(Entries taken from a collection)
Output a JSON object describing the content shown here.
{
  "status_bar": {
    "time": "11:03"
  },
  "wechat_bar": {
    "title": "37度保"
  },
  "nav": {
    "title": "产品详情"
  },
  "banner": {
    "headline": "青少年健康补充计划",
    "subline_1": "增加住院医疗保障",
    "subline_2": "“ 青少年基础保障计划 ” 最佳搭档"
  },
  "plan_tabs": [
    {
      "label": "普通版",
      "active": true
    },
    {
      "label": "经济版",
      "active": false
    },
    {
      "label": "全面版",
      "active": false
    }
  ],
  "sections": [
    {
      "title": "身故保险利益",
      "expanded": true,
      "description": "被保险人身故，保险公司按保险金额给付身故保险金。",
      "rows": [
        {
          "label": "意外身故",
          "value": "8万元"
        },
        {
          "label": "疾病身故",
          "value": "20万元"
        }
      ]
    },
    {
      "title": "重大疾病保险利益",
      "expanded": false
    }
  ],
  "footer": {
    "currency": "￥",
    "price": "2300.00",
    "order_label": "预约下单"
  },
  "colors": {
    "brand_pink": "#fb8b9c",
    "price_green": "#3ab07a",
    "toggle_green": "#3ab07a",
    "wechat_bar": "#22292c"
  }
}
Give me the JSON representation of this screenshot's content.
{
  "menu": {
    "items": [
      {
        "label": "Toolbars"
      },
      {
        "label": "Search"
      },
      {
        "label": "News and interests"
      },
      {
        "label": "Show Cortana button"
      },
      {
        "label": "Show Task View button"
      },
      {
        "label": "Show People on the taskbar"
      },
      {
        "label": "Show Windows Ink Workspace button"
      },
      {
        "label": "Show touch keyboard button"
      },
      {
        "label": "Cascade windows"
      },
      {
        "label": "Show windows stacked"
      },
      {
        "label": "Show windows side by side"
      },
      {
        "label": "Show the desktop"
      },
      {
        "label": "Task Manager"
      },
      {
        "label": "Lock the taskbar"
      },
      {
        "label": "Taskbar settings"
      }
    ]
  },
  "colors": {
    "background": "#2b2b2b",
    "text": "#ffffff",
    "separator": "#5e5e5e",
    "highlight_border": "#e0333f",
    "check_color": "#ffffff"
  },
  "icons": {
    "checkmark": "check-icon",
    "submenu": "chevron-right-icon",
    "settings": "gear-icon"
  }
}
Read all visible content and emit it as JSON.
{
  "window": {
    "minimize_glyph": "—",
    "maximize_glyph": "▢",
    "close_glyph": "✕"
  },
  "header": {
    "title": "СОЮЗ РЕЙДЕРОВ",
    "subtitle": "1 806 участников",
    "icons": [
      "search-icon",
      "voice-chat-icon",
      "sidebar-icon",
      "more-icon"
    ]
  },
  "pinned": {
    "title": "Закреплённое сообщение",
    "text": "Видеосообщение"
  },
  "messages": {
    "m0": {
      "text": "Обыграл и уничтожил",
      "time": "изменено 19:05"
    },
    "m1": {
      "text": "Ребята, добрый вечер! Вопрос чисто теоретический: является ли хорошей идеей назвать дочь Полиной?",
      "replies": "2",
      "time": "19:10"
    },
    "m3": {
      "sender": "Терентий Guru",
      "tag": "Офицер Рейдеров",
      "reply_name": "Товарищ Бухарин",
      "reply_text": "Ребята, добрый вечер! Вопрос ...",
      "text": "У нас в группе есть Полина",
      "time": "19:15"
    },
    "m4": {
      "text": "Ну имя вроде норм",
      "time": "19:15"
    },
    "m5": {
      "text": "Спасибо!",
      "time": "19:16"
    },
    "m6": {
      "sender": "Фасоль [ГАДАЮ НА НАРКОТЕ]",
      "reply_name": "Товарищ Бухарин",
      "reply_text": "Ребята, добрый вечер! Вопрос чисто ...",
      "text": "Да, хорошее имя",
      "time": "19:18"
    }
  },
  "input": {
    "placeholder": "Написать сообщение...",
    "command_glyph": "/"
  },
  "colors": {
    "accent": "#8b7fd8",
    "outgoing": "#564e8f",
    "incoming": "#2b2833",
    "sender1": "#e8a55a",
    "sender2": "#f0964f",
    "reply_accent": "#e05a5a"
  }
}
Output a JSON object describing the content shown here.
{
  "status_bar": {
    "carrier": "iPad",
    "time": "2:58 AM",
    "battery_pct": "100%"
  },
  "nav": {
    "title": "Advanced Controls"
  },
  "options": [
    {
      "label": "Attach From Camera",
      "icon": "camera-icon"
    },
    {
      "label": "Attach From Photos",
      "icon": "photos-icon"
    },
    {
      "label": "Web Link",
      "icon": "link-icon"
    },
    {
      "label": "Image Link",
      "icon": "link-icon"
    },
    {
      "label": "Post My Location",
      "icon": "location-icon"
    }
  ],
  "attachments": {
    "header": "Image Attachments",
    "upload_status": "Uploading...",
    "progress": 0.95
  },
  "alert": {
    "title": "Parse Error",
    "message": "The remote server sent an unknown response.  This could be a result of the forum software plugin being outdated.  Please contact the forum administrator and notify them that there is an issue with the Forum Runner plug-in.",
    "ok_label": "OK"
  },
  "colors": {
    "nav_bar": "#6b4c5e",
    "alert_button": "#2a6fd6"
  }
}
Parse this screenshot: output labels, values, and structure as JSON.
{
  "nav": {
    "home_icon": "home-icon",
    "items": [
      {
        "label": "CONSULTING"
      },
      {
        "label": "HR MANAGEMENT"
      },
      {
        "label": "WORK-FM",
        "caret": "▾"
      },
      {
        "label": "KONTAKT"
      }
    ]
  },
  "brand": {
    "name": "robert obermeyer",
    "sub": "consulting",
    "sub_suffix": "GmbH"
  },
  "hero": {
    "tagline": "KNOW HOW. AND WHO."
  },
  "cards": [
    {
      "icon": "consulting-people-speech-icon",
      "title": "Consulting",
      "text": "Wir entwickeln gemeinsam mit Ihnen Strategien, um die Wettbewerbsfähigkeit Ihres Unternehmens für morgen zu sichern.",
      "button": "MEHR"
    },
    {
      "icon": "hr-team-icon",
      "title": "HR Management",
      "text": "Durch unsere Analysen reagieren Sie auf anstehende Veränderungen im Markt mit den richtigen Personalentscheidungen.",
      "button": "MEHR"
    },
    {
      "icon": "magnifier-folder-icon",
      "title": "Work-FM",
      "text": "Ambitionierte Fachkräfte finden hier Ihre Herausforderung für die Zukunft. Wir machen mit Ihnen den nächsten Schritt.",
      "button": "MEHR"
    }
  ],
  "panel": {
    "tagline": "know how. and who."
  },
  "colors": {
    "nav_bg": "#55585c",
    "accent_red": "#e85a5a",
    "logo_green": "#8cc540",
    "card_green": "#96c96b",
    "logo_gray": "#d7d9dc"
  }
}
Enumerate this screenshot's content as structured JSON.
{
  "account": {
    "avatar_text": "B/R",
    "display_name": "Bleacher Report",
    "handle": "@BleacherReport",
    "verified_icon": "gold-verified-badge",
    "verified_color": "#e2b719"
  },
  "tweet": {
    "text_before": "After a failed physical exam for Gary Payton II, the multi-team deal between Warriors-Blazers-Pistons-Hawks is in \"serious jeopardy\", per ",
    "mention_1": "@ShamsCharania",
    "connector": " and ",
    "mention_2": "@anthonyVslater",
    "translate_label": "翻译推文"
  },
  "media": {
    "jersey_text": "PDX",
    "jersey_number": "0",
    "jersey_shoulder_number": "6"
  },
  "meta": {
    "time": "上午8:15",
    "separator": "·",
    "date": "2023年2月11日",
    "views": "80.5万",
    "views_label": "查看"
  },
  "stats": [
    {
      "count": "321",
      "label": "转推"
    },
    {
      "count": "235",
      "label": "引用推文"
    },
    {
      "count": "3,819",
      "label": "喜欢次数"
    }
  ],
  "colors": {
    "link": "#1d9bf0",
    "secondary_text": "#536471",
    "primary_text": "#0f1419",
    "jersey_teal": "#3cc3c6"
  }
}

# Prompt:
Filter the entries down to the lines with the word "time" in them.

# Correct result:
    "time": "11:03"
      "time": "изменено 19:05"
      "time": "19:10"
      "time": "19:15"
      "time": "19:15"
      "time": "19:16"
      "time": "19:18"
    "time": "2:58 AM",
    "time": "上午8:15",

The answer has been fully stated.